GIVEN DATA
※ ※ ※
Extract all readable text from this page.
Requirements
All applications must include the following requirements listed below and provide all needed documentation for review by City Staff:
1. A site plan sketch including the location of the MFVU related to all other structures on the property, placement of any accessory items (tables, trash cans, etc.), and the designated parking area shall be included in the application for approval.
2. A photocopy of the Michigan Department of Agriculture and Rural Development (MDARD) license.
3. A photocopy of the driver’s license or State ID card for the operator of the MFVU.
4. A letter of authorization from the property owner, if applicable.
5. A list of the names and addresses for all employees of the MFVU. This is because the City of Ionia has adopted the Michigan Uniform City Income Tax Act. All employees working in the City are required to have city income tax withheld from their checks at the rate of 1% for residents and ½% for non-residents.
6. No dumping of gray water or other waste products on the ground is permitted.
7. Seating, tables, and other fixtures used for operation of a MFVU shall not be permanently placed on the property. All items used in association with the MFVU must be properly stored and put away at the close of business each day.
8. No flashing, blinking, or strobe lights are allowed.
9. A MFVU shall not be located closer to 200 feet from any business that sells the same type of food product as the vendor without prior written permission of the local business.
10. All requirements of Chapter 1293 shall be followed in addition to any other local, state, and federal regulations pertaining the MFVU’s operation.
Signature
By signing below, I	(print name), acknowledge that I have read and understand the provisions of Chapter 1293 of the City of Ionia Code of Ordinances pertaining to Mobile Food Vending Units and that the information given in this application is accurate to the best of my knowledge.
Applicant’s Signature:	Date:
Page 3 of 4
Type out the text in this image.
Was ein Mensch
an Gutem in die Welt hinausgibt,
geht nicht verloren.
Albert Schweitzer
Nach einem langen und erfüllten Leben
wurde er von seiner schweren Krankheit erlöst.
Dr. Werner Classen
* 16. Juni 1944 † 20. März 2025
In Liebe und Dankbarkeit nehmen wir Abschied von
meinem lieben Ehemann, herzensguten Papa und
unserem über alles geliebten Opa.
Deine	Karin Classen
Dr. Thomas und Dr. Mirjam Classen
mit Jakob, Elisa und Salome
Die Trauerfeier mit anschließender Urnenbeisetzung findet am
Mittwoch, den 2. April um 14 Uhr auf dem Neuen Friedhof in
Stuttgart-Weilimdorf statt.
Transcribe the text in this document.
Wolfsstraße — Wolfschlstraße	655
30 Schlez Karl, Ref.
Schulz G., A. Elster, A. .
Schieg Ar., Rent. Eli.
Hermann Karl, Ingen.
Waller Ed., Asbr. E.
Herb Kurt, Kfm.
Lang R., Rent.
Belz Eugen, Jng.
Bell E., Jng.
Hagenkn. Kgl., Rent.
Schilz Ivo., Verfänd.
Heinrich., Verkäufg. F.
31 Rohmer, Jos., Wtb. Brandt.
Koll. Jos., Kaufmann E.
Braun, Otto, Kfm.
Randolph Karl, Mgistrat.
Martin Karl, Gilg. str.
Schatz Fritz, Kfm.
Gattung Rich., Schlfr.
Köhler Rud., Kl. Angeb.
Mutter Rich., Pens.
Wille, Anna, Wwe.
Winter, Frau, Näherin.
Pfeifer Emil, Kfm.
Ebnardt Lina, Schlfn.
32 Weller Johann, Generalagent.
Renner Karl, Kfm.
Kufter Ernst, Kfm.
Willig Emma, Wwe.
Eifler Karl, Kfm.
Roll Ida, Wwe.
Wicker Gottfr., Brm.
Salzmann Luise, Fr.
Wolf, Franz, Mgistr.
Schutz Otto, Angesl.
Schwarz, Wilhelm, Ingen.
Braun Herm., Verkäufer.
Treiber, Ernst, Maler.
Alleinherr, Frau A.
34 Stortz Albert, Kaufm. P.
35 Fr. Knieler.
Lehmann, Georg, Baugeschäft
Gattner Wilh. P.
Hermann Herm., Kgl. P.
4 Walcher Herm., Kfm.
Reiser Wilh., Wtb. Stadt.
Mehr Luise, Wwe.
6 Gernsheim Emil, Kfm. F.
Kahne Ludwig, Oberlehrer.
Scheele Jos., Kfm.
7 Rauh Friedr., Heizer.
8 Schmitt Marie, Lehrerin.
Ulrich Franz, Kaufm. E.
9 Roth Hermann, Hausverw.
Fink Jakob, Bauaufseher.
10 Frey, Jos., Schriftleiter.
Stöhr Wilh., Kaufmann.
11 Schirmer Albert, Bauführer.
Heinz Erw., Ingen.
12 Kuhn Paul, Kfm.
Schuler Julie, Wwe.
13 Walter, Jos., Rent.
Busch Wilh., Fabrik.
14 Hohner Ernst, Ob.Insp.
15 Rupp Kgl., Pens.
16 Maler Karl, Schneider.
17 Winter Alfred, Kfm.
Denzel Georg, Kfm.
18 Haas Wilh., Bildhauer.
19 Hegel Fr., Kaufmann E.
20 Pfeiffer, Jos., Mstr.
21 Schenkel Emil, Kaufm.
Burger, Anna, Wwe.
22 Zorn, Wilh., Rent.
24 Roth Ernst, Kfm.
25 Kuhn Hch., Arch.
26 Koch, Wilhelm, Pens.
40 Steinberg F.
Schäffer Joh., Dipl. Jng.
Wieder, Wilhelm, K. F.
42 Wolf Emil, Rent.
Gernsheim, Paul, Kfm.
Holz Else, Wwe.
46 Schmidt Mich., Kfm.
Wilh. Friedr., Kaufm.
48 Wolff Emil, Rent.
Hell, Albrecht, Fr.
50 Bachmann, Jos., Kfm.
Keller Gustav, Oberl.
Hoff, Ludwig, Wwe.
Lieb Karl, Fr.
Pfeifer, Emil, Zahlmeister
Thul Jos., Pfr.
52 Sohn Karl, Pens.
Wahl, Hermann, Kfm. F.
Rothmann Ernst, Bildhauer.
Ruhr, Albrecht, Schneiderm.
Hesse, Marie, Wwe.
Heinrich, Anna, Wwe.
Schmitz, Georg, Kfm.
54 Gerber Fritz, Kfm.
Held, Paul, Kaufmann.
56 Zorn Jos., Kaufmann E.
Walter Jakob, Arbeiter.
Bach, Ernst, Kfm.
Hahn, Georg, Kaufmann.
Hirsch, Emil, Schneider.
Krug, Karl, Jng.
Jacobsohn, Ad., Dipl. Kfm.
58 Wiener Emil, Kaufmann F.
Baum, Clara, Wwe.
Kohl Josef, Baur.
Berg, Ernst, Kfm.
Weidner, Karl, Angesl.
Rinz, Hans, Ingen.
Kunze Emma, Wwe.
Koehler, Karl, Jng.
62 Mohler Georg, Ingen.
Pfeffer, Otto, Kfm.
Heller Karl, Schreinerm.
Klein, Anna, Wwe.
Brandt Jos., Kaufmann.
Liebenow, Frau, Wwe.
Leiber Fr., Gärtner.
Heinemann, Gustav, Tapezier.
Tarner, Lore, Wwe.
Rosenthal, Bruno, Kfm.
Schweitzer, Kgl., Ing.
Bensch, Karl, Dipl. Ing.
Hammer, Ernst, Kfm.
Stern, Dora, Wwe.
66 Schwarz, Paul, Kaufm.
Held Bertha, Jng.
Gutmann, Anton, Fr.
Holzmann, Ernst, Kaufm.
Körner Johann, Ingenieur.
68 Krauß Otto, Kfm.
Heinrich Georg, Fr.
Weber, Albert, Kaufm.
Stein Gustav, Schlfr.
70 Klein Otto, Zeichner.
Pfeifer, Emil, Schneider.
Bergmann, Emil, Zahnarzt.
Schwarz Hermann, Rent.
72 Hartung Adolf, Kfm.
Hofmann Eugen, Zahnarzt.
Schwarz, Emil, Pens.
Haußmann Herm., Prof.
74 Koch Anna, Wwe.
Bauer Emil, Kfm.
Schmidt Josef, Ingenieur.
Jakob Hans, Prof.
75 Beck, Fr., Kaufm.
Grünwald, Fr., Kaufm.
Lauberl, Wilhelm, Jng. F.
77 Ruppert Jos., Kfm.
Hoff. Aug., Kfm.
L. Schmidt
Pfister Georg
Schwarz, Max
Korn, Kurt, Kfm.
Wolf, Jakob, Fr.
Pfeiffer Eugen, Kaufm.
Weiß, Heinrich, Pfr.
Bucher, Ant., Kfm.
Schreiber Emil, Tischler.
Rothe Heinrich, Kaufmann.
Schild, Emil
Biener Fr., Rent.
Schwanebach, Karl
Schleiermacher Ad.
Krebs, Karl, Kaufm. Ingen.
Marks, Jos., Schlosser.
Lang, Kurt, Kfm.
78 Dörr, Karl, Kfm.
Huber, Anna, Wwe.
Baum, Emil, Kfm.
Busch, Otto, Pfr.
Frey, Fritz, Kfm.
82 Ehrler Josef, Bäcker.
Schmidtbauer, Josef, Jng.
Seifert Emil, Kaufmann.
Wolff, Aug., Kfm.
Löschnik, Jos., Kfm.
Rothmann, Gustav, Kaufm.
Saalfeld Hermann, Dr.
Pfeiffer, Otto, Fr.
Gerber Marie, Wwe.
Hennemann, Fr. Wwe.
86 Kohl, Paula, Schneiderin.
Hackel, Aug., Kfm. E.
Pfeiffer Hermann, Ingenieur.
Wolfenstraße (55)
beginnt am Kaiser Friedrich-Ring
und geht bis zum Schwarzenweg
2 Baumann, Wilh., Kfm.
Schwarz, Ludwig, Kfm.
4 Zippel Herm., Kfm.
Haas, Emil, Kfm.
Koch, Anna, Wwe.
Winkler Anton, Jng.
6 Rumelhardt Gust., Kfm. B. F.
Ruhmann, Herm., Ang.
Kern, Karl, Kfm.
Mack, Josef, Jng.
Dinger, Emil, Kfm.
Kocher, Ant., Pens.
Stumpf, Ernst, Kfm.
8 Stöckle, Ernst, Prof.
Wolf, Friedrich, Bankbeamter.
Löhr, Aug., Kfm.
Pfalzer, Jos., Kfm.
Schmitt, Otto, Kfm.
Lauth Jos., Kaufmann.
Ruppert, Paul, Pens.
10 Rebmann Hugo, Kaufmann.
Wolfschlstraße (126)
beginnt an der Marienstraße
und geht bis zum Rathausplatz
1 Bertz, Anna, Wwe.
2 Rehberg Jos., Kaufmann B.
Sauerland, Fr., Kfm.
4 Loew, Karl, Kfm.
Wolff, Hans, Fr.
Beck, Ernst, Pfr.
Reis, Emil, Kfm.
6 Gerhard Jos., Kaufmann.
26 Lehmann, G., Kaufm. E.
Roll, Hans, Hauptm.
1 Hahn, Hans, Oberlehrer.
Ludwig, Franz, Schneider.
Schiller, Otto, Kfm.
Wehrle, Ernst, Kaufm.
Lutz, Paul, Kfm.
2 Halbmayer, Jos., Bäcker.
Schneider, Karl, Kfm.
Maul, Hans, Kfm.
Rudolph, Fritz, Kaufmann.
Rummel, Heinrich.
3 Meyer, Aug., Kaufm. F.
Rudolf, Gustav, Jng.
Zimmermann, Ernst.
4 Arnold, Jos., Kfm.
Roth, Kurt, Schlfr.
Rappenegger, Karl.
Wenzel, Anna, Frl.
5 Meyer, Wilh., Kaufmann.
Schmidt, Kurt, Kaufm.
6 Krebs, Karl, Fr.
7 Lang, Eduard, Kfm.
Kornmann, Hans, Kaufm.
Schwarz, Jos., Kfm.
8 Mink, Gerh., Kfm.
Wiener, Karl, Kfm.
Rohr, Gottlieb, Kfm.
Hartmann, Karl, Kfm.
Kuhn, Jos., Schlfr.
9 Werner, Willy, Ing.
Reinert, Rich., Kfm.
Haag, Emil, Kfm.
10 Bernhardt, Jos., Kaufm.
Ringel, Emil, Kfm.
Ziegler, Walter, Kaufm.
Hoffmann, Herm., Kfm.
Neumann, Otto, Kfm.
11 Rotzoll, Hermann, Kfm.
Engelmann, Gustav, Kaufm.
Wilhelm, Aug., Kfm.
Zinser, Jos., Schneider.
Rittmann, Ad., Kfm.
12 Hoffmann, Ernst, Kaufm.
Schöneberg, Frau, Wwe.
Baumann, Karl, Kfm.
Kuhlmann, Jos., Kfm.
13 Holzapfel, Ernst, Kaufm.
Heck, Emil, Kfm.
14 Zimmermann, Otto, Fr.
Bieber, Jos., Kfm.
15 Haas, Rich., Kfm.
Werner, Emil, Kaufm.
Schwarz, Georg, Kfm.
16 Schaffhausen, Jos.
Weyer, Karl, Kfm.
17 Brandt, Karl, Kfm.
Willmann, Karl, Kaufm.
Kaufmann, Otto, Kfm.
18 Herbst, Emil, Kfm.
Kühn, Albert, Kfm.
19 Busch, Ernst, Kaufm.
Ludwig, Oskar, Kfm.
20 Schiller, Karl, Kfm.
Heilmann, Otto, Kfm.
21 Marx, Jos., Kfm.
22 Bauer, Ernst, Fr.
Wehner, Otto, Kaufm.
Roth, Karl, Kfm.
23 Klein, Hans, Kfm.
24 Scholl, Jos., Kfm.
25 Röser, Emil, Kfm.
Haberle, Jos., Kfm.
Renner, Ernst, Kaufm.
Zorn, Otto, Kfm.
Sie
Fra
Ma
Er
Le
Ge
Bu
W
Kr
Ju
※ ※ ※
WHAT IS ASKED
Identify each line in the records above that contains the word "business", and copy it out in full.

WORKED SOLUTION
7. Seating, tables, and other fixtures used for operation of a MFVU shall not be permanently placed on the property. All items used in association with the MFVU must be properly stored and put away at the close of business each day.
9. A MFVU shall not be located closer to 200 feet from any business that sells the same type of food product as the vendor without prior written permission of the local business.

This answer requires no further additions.